Transcribe every entry below word for word, but skip the pictures.

——

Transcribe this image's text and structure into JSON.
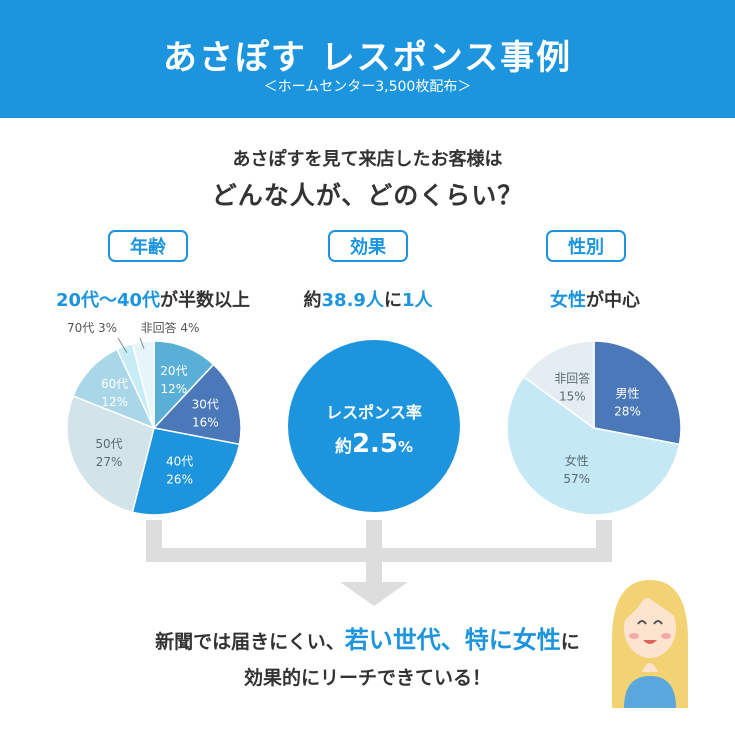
{
  "header": {
    "title": "あさぽす レスポンス事例",
    "subtitle": "＜ホームセンター3,500枚配布＞"
  },
  "question": {
    "line1": "あさぽすを見て来店したお客様は",
    "line2": "どんな人が、どのくらい？"
  },
  "panels": {
    "age": {
      "tag": "年齢",
      "h_a": "20代〜40代",
      "h_b": "が半数以上"
    },
    "effect": {
      "tag": "効果",
      "h_a": "約",
      "h_b": "38.9人",
      "h_c": "に",
      "h_d": "1人",
      "circle_line1": "レスポンス率",
      "circle_pre": "約",
      "circle_value": "2.5",
      "circle_unit": "%"
    },
    "gender": {
      "tag": "性別",
      "h_a": "女性",
      "h_b": "が中心"
    }
  },
  "conclusion": {
    "l1_a": "新聞では届きにくい、",
    "l1_b": "若い世代、特に女性",
    "l1_c": "に",
    "l2": "効果的にリーチできている！"
  },
  "chart_data": [
    {
      "type": "pie",
      "title": "年齢",
      "slices": [
        {
          "label": "20代",
          "value": 12,
          "value_text": "12%",
          "color": "#5aafd6",
          "label_color": "#ffffff"
        },
        {
          "label": "30代",
          "value": 16,
          "value_text": "16%",
          "color": "#4a78b8",
          "label_color": "#ffffff"
        },
        {
          "label": "40代",
          "value": 26,
          "value_text": "26%",
          "color": "#1c95de",
          "label_color": "#ffffff"
        },
        {
          "label": "50代",
          "value": 27,
          "value_text": "27%",
          "color": "#d3e3ea",
          "label_color": "#5a6a72"
        },
        {
          "label": "60代",
          "value": 12,
          "value_text": "12%",
          "color": "#a9d7e8",
          "label_color": "#ffffff"
        },
        {
          "label": "70代",
          "value": 3,
          "value_text": "3%",
          "color": "#c6ecf5",
          "label_color": "#555555"
        },
        {
          "label": "非回答",
          "value": 4,
          "value_text": "4%",
          "color": "#e6f5fa",
          "label_color": "#555555"
        }
      ]
    },
    {
      "type": "pie",
      "title": "性別",
      "slices": [
        {
          "label": "男性",
          "value": 28,
          "value_text": "28%",
          "color": "#4a78b8",
          "label_color": "#ffffff"
        },
        {
          "label": "女性",
          "value": 57,
          "value_text": "57%",
          "color": "#c4e8f4",
          "label_color": "#5a6a72"
        },
        {
          "label": "非回答",
          "value": 15,
          "value_text": "15%",
          "color": "#e3edf2",
          "label_color": "#5a6a72"
        }
      ]
    }
  ],
  "colors": {
    "brand_blue": "#1c95de",
    "connector_gray": "#dddddd"
  },
  "icons": [
    "woman-avatar-icon"
  ]
}
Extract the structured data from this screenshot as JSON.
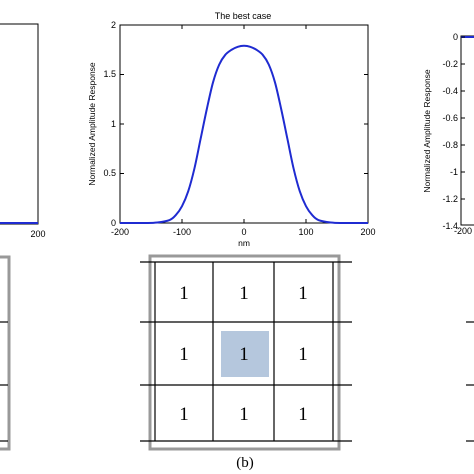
{
  "chart_data": [
    {
      "panel": "left",
      "type": "line",
      "x_ticks": [
        "200"
      ],
      "xlim": [
        0,
        200
      ]
    },
    {
      "panel": "center",
      "type": "line",
      "title": "The best case",
      "xlabel": "nm",
      "ylabel": "Normalized Amplitude Response",
      "xlim": [
        -200,
        200
      ],
      "ylim": [
        0,
        2
      ],
      "x_ticks": [
        "-200",
        "-100",
        "0",
        "100",
        "200"
      ],
      "y_ticks": [
        "0",
        "0.5",
        "1",
        "1.5",
        "2"
      ],
      "color": "#1f2bd1",
      "x": [
        -200,
        -160,
        -140,
        -120,
        -110,
        -100,
        -90,
        -80,
        -70,
        -60,
        -50,
        -40,
        -30,
        -20,
        -10,
        0,
        10,
        20,
        30,
        40,
        50,
        60,
        70,
        80,
        90,
        100,
        110,
        120,
        140,
        160,
        200
      ],
      "y": [
        0,
        0,
        0.005,
        0.03,
        0.08,
        0.17,
        0.32,
        0.55,
        0.85,
        1.15,
        1.42,
        1.6,
        1.7,
        1.75,
        1.78,
        1.79,
        1.78,
        1.75,
        1.7,
        1.6,
        1.42,
        1.15,
        0.85,
        0.55,
        0.32,
        0.17,
        0.08,
        0.03,
        0.005,
        0,
        0
      ]
    },
    {
      "panel": "right",
      "type": "line",
      "ylabel": "Normalized Amplitude Response",
      "ylim": [
        -1.4,
        0
      ],
      "y_ticks": [
        "0",
        "-0.2",
        "-0.4",
        "-0.6",
        "-0.8",
        "-1",
        "-1.2",
        "-1.4"
      ],
      "x_ticks": [
        "-200"
      ],
      "color": "#1f2bd1"
    }
  ],
  "grid": {
    "cells": [
      [
        "1",
        "1",
        "1"
      ],
      [
        "1",
        "1",
        "1"
      ],
      [
        "1",
        "1",
        "1"
      ]
    ],
    "highlight": {
      "row": 1,
      "col": 1,
      "color": "#b5c7dd"
    },
    "caption": "(b)"
  }
}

——

**Worked answer**
Transcribe this image's text and structure into JSON.
{
  "header": {
    "title": "あさぽす レスポンス事例",
    "subtitle": "＜ホームセンター3,500枚配布＞"
  },
  "question": {
    "line1": "あさぽすを見て来店したお客様は",
    "line2": "どんな人が、どのくらい？"
  },
  "panels": {
    "age": {
      "tag": "年齢",
      "h_a": "20代〜40代",
      "h_b": "が半数以上"
    },
    "effect": {
      "tag": "効果",
      "h_a": "約",
      "h_b": "38.9人",
      "h_c": "に",
      "h_d": "1人",
      "circle_line1": "レスポンス率",
      "circle_pre": "約",
      "circle_value": "2.5",
      "circle_unit": "%"
    },
    "gender": {
      "tag": "性別",
      "h_a": "女性",
      "h_b": "が中心"
    }
  },
  "conclusion": {
    "l1_a": "新聞では届きにくい、",
    "l1_b": "若い世代、特に女性",
    "l1_c": "に",
    "l2": "効果的にリーチできている！"
  },
  "chart_data": [
    {
      "type": "pie",
      "title": "年齢",
      "slices": [
        {
          "label": "20代",
          "value": 12,
          "value_text": "12%",
          "color": "#5aafd6",
          "label_color": "#ffffff"
        },
        {
          "label": "30代",
          "value": 16,
          "value_text": "16%",
          "color": "#4a78b8",
          "label_color": "#ffffff"
        },
        {
          "label": "40代",
          "value": 26,
          "value_text": "26%",
          "color": "#1c95de",
          "label_color": "#ffffff"
        },
        {
          "label": "50代",
          "value": 27,
          "value_text": "27%",
          "color": "#d3e3ea",
          "label_color": "#5a6a72"
        },
        {
          "label": "60代",
          "value": 12,
          "value_text": "12%",
          "color": "#a9d7e8",
          "label_color": "#ffffff"
        },
        {
          "label": "70代",
          "value": 3,
          "value_text": "3%",
          "color": "#c6ecf5",
          "label_color": "#555555"
        },
        {
          "label": "非回答",
          "value": 4,
          "value_text": "4%",
          "color": "#e6f5fa",
          "label_color": "#555555"
        }
      ]
    },
    {
      "type": "pie",
      "title": "性別",
      "slices": [
        {
          "label": "男性",
          "value": 28,
          "value_text": "28%",
          "color": "#4a78b8",
          "label_color": "#ffffff"
        },
        {
          "label": "女性",
          "value": 57,
          "value_text": "57%",
          "color": "#c4e8f4",
          "label_color": "#5a6a72"
        },
        {
          "label": "非回答",
          "value": 15,
          "value_text": "15%",
          "color": "#e3edf2",
          "label_color": "#5a6a72"
        }
      ]
    }
  ],
  "colors": {
    "brand_blue": "#1c95de",
    "connector_gray": "#dddddd"
  },
  "icons": [
    "woman-avatar-icon"
  ]
}
Extract the structured data from this screenshot as JSON.
{
  "chart_data": [
    {
      "panel": "left",
      "type": "line",
      "x_ticks": [
        "200"
      ],
      "xlim": [
        0,
        200
      ]
    },
    {
      "panel": "center",
      "type": "line",
      "title": "The best case",
      "xlabel": "nm",
      "ylabel": "Normalized Amplitude Response",
      "xlim": [
        -200,
        200
      ],
      "ylim": [
        0,
        2
      ],
      "x_ticks": [
        "-200",
        "-100",
        "0",
        "100",
        "200"
      ],
      "y_ticks": [
        "0",
        "0.5",
        "1",
        "1.5",
        "2"
      ],
      "color": "#1f2bd1",
      "x": [
        -200,
        -160,
        -140,
        -120,
        -110,
        -100,
        -90,
        -80,
        -70,
        -60,
        -50,
        -40,
        -30,
        -20,
        -10,
        0,
        10,
        20,
        30,
        40,
        50,
        60,
        70,
        80,
        90,
        100,
        110,
        120,
        140,
        160,
        200
      ],
      "y": [
        0,
        0,
        0.005,
        0.03,
        0.08,
        0.17,
        0.32,
        0.55,
        0.85,
        1.15,
        1.42,
        1.6,
        1.7,
        1.75,
        1.78,
        1.79,
        1.78,
        1.75,
        1.7,
        1.6,
        1.42,
        1.15,
        0.85,
        0.55,
        0.32,
        0.17,
        0.08,
        0.03,
        0.005,
        0,
        0
      ]
    },
    {
      "panel": "right",
      "type": "line",
      "ylabel": "Normalized Amplitude Response",
      "ylim": [
        -1.4,
        0
      ],
      "y_ticks": [
        "0",
        "-0.2",
        "-0.4",
        "-0.6",
        "-0.8",
        "-1",
        "-1.2",
        "-1.4"
      ],
      "x_ticks": [
        "-200"
      ],
      "color": "#1f2bd1"
    }
  ],
  "grid": {
    "cells": [
      [
        "1",
        "1",
        "1"
      ],
      [
        "1",
        "1",
        "1"
      ],
      [
        "1",
        "1",
        "1"
      ]
    ],
    "highlight": {
      "row": 1,
      "col": 1,
      "color": "#b5c7dd"
    },
    "caption": "(b)"
  }
}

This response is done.